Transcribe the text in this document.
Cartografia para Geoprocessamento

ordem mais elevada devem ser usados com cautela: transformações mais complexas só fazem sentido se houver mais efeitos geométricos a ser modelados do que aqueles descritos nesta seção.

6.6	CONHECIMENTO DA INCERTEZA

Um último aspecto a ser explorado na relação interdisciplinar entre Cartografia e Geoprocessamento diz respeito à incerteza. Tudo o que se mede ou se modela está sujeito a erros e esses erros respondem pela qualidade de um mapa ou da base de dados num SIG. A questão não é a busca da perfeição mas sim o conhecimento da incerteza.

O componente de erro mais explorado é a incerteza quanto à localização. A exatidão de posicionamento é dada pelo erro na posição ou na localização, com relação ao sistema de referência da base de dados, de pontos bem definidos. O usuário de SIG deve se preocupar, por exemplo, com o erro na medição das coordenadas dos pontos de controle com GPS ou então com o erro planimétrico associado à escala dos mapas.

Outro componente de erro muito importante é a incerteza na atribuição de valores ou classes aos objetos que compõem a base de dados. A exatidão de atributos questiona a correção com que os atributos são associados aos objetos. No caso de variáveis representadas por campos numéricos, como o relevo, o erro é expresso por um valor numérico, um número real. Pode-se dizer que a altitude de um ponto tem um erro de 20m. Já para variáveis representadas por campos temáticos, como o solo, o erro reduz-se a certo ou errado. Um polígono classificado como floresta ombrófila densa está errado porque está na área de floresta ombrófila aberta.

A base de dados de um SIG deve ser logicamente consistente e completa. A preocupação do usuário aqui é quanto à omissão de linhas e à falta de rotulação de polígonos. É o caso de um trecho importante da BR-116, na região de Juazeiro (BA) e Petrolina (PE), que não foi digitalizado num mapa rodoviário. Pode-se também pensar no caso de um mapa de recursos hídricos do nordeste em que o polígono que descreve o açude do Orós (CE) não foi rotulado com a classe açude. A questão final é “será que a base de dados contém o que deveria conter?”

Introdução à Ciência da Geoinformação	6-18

EXERCISE GOAL: Count how many lines above include the word "caso" and answer with that figure only.

FINAL RESULT: 2